What you are asked to do =>
Which lines contain the word "Quality"? Return each of them as written.

Data lines =>
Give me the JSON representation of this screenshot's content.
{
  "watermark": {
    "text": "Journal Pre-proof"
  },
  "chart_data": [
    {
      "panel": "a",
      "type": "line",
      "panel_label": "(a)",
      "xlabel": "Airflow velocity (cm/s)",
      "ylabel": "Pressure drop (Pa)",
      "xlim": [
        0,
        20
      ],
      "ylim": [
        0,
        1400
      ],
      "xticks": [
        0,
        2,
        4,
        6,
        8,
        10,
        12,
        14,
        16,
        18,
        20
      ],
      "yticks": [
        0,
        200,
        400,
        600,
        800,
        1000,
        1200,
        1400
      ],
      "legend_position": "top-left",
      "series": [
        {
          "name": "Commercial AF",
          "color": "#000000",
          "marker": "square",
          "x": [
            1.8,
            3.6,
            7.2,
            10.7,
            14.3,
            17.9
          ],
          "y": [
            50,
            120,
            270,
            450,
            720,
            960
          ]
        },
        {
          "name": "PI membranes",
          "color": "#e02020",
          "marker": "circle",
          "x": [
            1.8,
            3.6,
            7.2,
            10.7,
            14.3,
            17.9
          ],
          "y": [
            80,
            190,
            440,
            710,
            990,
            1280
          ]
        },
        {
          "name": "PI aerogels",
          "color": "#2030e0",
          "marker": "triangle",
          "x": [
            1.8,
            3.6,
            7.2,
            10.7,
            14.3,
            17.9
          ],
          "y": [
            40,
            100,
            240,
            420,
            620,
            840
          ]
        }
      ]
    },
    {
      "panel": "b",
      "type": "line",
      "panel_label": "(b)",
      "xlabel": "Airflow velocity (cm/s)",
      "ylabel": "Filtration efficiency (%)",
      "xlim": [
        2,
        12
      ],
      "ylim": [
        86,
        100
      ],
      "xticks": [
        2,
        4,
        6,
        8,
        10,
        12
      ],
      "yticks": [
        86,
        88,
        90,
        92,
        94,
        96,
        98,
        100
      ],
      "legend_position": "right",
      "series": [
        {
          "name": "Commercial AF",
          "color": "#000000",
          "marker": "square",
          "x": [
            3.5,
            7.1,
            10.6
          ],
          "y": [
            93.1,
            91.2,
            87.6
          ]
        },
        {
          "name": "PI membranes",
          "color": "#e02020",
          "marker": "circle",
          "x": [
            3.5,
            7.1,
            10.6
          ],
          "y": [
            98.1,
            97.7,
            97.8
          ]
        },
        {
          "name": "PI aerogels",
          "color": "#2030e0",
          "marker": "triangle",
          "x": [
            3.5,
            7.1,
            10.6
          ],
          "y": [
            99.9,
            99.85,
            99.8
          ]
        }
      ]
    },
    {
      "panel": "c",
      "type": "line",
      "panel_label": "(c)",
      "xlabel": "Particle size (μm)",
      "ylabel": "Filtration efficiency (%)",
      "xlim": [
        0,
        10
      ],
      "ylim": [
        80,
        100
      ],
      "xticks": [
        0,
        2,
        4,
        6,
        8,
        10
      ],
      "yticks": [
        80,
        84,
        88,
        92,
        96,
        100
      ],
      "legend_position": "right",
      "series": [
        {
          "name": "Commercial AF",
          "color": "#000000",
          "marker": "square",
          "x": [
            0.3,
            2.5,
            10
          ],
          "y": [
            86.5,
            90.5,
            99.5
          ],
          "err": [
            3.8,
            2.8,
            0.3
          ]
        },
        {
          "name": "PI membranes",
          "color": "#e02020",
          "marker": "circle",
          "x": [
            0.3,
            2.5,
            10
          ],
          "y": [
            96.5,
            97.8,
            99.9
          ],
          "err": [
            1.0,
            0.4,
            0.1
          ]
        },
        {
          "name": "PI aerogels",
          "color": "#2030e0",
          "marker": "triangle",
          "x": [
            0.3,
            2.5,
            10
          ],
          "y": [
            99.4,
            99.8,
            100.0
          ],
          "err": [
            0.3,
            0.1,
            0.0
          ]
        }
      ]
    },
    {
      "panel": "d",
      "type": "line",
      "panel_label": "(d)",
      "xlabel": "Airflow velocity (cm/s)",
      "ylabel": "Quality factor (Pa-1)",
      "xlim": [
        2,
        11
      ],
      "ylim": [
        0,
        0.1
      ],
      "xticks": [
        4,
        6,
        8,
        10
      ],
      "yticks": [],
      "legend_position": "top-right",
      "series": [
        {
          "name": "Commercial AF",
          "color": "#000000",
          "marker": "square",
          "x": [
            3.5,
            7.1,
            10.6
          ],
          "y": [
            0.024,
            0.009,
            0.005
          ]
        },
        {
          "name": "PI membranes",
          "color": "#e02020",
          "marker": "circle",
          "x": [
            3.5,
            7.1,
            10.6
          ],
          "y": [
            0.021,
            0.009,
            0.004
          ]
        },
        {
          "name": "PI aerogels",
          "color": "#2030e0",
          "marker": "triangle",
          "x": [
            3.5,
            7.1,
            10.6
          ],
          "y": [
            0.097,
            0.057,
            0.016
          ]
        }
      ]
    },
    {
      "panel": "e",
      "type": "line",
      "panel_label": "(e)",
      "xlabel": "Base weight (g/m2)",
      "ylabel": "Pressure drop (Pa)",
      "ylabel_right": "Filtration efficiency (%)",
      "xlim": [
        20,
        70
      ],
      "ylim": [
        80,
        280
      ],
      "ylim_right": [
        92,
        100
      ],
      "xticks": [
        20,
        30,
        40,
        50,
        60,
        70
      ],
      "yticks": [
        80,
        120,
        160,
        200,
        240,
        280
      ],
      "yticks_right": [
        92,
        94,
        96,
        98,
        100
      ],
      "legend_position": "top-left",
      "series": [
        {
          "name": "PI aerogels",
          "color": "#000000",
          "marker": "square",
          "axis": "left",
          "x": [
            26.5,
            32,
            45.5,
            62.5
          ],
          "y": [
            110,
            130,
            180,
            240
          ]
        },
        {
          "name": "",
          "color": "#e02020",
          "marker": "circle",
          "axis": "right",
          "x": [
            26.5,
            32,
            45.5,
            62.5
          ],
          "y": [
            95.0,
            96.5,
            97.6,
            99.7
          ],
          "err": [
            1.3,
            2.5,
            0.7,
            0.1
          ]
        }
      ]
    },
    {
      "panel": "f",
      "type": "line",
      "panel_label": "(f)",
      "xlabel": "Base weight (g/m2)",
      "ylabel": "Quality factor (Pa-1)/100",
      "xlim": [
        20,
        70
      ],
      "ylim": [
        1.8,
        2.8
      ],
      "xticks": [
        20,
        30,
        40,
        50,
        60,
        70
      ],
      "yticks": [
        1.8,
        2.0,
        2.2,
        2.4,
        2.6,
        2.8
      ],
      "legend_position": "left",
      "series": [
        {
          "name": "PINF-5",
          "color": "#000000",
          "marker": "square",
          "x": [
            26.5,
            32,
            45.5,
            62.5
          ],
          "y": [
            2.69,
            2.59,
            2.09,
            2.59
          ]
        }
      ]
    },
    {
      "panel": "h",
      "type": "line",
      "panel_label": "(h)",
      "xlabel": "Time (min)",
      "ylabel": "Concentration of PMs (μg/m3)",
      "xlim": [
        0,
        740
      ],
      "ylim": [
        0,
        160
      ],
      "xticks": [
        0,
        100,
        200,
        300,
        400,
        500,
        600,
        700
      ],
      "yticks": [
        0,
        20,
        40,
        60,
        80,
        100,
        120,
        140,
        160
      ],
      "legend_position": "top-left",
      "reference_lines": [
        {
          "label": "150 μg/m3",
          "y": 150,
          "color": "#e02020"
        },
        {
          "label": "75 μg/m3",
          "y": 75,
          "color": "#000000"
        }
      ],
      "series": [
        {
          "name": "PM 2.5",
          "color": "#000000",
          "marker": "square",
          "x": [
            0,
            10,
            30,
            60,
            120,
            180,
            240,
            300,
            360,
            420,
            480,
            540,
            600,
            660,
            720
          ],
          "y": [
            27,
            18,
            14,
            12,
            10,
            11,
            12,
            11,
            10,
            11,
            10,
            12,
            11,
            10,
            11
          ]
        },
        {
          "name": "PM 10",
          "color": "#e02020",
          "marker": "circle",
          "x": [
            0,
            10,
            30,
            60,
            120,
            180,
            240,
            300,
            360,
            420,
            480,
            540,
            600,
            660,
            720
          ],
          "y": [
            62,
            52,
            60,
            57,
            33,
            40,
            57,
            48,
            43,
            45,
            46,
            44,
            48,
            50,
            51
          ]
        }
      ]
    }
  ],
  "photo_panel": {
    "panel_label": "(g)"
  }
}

Exercise solution =>
      "ylabel": "Quality factor (Pa-1)",
      "ylabel": "Quality factor (Pa-1)/100",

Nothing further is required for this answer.